(Stored data entries)
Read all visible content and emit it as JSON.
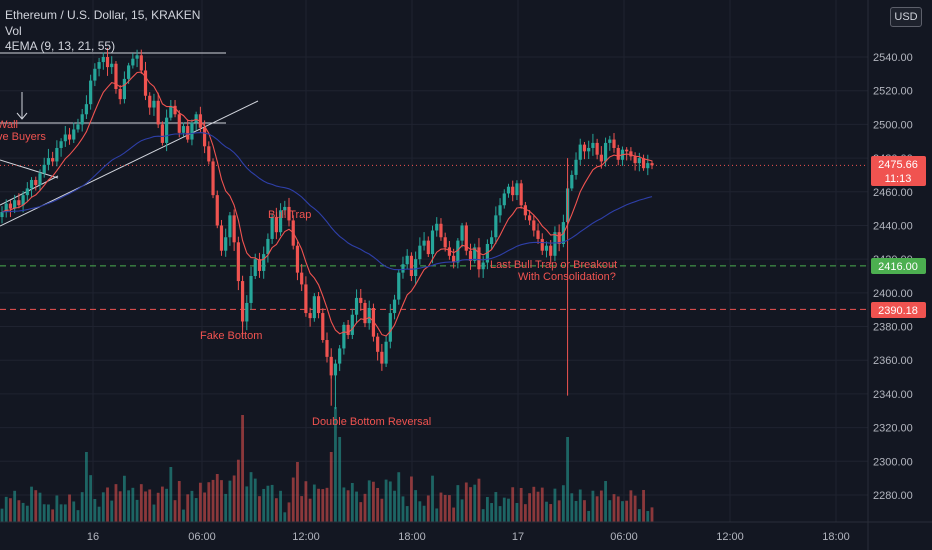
{
  "header": {
    "symbol_title": "Ethereum / U.S. Dollar, 15, KRAKEN",
    "volume_label": "Vol",
    "ema_label": "4EMA (9, 13, 21, 55)",
    "currency_button": "USD"
  },
  "price_badges": {
    "current_price": "2475.66",
    "countdown": "11:13",
    "level_green": "2416.00",
    "level_red": "2390.18"
  },
  "annotations": {
    "wall_fragment": "Wall",
    "buyers_fragment": "ve Buyers",
    "bull_trap": "Bull Trap",
    "fake_bottom": "Fake Bottom",
    "double_bottom": "Double Bottom Reversal",
    "last_bull_trap_line1": "Last Bull Trap or Breakout",
    "last_bull_trap_line2": "With Consolidation?"
  },
  "colors": {
    "background": "#131722",
    "up": "#26a69a",
    "down": "#ef5350",
    "ema_fast": "#f05350",
    "ema_slow": "#2e3fa8",
    "green_level": "#4caf50",
    "red_level": "#ef5350",
    "grid": "#1f2330"
  },
  "chart_data": {
    "type": "candlestick",
    "y_ticks": [
      2540,
      2520,
      2500,
      2480,
      2460,
      2440,
      2420,
      2400,
      2380,
      2360,
      2340,
      2320,
      2300,
      2280
    ],
    "x_ticks": [
      "16",
      "06:00",
      "12:00",
      "18:00",
      "17",
      "06:00",
      "12:00",
      "18:00"
    ],
    "ylim": [
      2266,
      2561
    ],
    "horizontal_levels": [
      {
        "price": 2416.0,
        "style": "dashed",
        "color": "green"
      },
      {
        "price": 2390.18,
        "style": "dashed",
        "color": "red"
      },
      {
        "price": 2475.66,
        "style": "dotted",
        "color": "red"
      }
    ],
    "candles_close": [
      2448,
      2453,
      2450,
      2455,
      2452,
      2458,
      2462,
      2467,
      2464,
      2471,
      2476,
      2480,
      2478,
      2486,
      2490,
      2494,
      2491,
      2497,
      2500,
      2506,
      2512,
      2526,
      2533,
      2537,
      2540,
      2534,
      2536,
      2521,
      2515,
      2527,
      2535,
      2539,
      2541,
      2532,
      2517,
      2510,
      2514,
      2500,
      2489,
      2504,
      2511,
      2506,
      2495,
      2499,
      2491,
      2501,
      2506,
      2498,
      2487,
      2478,
      2458,
      2440,
      2425,
      2433,
      2446,
      2430,
      2407,
      2383,
      2394,
      2410,
      2420,
      2413,
      2423,
      2432,
      2445,
      2436,
      2449,
      2451,
      2443,
      2428,
      2412,
      2405,
      2388,
      2385,
      2398,
      2388,
      2372,
      2362,
      2351,
      2358,
      2367,
      2381,
      2375,
      2387,
      2397,
      2394,
      2382,
      2391,
      2374,
      2365,
      2358,
      2371,
      2388,
      2396,
      2412,
      2417,
      2422,
      2410,
      2420,
      2428,
      2431,
      2423,
      2437,
      2441,
      2433,
      2427,
      2422,
      2418,
      2431,
      2440,
      2425,
      2419,
      2427,
      2414,
      2418,
      2429,
      2433,
      2446,
      2452,
      2459,
      2463,
      2458,
      2465,
      2452,
      2446,
      2443,
      2437,
      2432,
      2425,
      2428,
      2422,
      2436,
      2429,
      2442,
      2462,
      2470,
      2479,
      2488,
      2484,
      2486,
      2489,
      2482,
      2478,
      2489,
      2491,
      2486,
      2479,
      2485,
      2484,
      2481,
      2477,
      2480,
      2474,
      2477,
      2475.66
    ]
  }
}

--- Your objective ---
The records above need to be restated word for word, with the pictures left out.

--- Written response ---
Read all visible content and emit it as JSON.
{
  "header": {
    "symbol_title": "Ethereum / U.S. Dollar, 15, KRAKEN",
    "volume_label": "Vol",
    "ema_label": "4EMA (9, 13, 21, 55)",
    "currency_button": "USD"
  },
  "price_badges": {
    "current_price": "2475.66",
    "countdown": "11:13",
    "level_green": "2416.00",
    "level_red": "2390.18"
  },
  "annotations": {
    "wall_fragment": "Wall",
    "buyers_fragment": "ve Buyers",
    "bull_trap": "Bull Trap",
    "fake_bottom": "Fake Bottom",
    "double_bottom": "Double Bottom Reversal",
    "last_bull_trap_line1": "Last Bull Trap or Breakout",
    "last_bull_trap_line2": "With Consolidation?"
  },
  "colors": {
    "background": "#131722",
    "up": "#26a69a",
    "down": "#ef5350",
    "ema_fast": "#f05350",
    "ema_slow": "#2e3fa8",
    "green_level": "#4caf50",
    "red_level": "#ef5350",
    "grid": "#1f2330"
  },
  "chart_data": {
    "type": "candlestick",
    "y_ticks": [
      2540,
      2520,
      2500,
      2480,
      2460,
      2440,
      2420,
      2400,
      2380,
      2360,
      2340,
      2320,
      2300,
      2280
    ],
    "x_ticks": [
      "16",
      "06:00",
      "12:00",
      "18:00",
      "17",
      "06:00",
      "12:00",
      "18:00"
    ],
    "ylim": [
      2266,
      2561
    ],
    "horizontal_levels": [
      {
        "price": 2416.0,
        "style": "dashed",
        "color": "green"
      },
      {
        "price": 2390.18,
        "style": "dashed",
        "color": "red"
      },
      {
        "price": 2475.66,
        "style": "dotted",
        "color": "red"
      }
    ],
    "candles_close": [
      2448,
      2453,
      2450,
      2455,
      2452,
      2458,
      2462,
      2467,
      2464,
      2471,
      2476,
      2480,
      2478,
      2486,
      2490,
      2494,
      2491,
      2497,
      2500,
      2506,
      2512,
      2526,
      2533,
      2537,
      2540,
      2534,
      2536,
      2521,
      2515,
      2527,
      2535,
      2539,
      2541,
      2532,
      2517,
      2510,
      2514,
      2500,
      2489,
      2504,
      2511,
      2506,
      2495,
      2499,
      2491,
      2501,
      2506,
      2498,
      2487,
      2478,
      2458,
      2440,
      2425,
      2433,
      2446,
      2430,
      2407,
      2383,
      2394,
      2410,
      2420,
      2413,
      2423,
      2432,
      2445,
      2436,
      2449,
      2451,
      2443,
      2428,
      2412,
      2405,
      2388,
      2385,
      2398,
      2388,
      2372,
      2362,
      2351,
      2358,
      2367,
      2381,
      2375,
      2387,
      2397,
      2394,
      2382,
      2391,
      2374,
      2365,
      2358,
      2371,
      2388,
      2396,
      2412,
      2417,
      2422,
      2410,
      2420,
      2428,
      2431,
      2423,
      2437,
      2441,
      2433,
      2427,
      2422,
      2418,
      2431,
      2440,
      2425,
      2419,
      2427,
      2414,
      2418,
      2429,
      2433,
      2446,
      2452,
      2459,
      2463,
      2458,
      2465,
      2452,
      2446,
      2443,
      2437,
      2432,
      2425,
      2428,
      2422,
      2436,
      2429,
      2442,
      2462,
      2470,
      2479,
      2488,
      2484,
      2486,
      2489,
      2482,
      2478,
      2489,
      2491,
      2486,
      2479,
      2485,
      2484,
      2481,
      2477,
      2480,
      2474,
      2477,
      2475.66
    ]
  }
}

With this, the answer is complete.